*GIVEN INSTRUCTION*. Write out the listing below again, precisely as it is given.

*INFORMATION SUPPLIED*.

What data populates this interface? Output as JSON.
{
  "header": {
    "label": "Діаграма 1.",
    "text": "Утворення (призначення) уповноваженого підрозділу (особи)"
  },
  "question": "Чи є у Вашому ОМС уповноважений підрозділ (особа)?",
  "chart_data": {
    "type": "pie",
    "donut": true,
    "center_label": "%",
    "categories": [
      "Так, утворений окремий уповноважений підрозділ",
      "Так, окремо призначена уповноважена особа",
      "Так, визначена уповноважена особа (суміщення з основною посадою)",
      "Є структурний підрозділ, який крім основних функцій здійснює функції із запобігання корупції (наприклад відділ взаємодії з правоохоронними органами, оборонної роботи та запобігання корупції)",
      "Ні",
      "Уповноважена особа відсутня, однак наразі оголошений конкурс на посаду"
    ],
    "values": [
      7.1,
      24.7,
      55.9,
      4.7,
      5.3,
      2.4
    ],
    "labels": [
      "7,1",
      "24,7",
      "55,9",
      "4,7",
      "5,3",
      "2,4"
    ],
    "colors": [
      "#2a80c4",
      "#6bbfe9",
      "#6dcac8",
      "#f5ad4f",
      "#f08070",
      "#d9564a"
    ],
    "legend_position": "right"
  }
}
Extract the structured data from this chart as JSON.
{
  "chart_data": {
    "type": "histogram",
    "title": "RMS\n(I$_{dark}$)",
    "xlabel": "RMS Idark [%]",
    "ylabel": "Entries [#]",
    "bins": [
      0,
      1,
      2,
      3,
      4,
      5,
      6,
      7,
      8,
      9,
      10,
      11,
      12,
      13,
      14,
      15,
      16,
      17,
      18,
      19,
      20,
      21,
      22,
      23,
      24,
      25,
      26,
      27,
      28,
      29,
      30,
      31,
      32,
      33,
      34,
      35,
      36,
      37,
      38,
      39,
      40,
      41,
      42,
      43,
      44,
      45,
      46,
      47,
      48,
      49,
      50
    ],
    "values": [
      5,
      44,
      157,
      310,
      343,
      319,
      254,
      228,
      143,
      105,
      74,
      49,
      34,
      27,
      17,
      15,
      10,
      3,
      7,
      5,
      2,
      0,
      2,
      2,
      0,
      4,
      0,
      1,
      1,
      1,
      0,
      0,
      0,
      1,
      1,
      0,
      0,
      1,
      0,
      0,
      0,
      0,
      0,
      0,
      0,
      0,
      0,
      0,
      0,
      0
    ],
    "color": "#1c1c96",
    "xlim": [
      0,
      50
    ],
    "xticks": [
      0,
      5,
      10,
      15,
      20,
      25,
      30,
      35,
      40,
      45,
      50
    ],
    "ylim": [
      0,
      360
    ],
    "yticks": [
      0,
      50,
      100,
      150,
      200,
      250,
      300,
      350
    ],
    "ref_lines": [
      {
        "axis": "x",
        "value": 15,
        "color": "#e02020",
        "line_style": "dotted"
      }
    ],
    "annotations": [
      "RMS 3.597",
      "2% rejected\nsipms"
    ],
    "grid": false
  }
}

*REPLY TO THE EXERCISE*.
What data populates this interface? Output as JSON.
{
  "header": {
    "label": "Діаграма 1.",
    "text": "Утворення (призначення) уповноваженого підрозділу (особи)"
  },
  "question": "Чи є у Вашому ОМС уповноважений підрозділ (особа)?",
  "chart_data": {
    "type": "pie",
    "donut": true,
    "center_label": "%",
    "categories": [
      "Так, утворений окремий уповноважений підрозділ",
      "Так, окремо призначена уповноважена особа",
      "Так, визначена уповноважена особа (суміщення з основною посадою)",
      "Є структурний підрозділ, який крім основних функцій здійснює функції із запобігання корупції (наприклад відділ взаємодії з правоохоронними органами, оборонної роботи та запобігання корупції)",
      "Ні",
      "Уповноважена особа відсутня, однак наразі оголошений конкурс на посаду"
    ],
    "values": [
      7.1,
      24.7,
      55.9,
      4.7,
      5.3,
      2.4
    ],
    "labels": [
      "7,1",
      "24,7",
      "55,9",
      "4,7",
      "5,3",
      "2,4"
    ],
    "colors": [
      "#2a80c4",
      "#6bbfe9",
      "#6dcac8",
      "#f5ad4f",
      "#f08070",
      "#d9564a"
    ],
    "legend_position": "right"
  }
}
Extract the structured data from this chart as JSON.
{
  "chart_data": {
    "type": "histogram",
    "title": "RMS\n(I$_{dark}$)",
    "xlabel": "RMS Idark [%]",
    "ylabel": "Entries [#]",
    "bins": [
      0,
      1,
      2,
      3,
      4,
      5,
      6,
      7,
      8,
      9,
      10,
      11,
      12,
      13,
      14,
      15,
      16,
      17,
      18,
      19,
      20,
      21,
      22,
      23,
      24,
      25,
      26,
      27,
      28,
      29,
      30,
      31,
      32,
      33,
      34,
      35,
      36,
      37,
      38,
      39,
      40,
      41,
      42,
      43,
      44,
      45,
      46,
      47,
      48,
      49,
      50
    ],
    "values": [
      5,
      44,
      157,
      310,
      343,
      319,
      254,
      228,
      143,
      105,
      74,
      49,
      34,
      27,
      17,
      15,
      10,
      3,
      7,
      5,
      2,
      0,
      2,
      2,
      0,
      4,
      0,
      1,
      1,
      1,
      0,
      0,
      0,
      1,
      1,
      0,
      0,
      1,
      0,
      0,
      0,
      0,
      0,
      0,
      0,
      0,
      0,
      0,
      0,
      0
    ],
    "color": "#1c1c96",
    "xlim": [
      0,
      50
    ],
    "xticks": [
      0,
      5,
      10,
      15,
      20,
      25,
      30,
      35,
      40,
      45,
      50
    ],
    "ylim": [
      0,
      360
    ],
    "yticks": [
      0,
      50,
      100,
      150,
      200,
      250,
      300,
      350
    ],
    "ref_lines": [
      {
        "axis": "x",
        "value": 15,
        "color": "#e02020",
        "line_style": "dotted"
      }
    ],
    "annotations": [
      "RMS 3.597",
      "2% rejected\nsipms"
    ],
    "grid": false
  }
}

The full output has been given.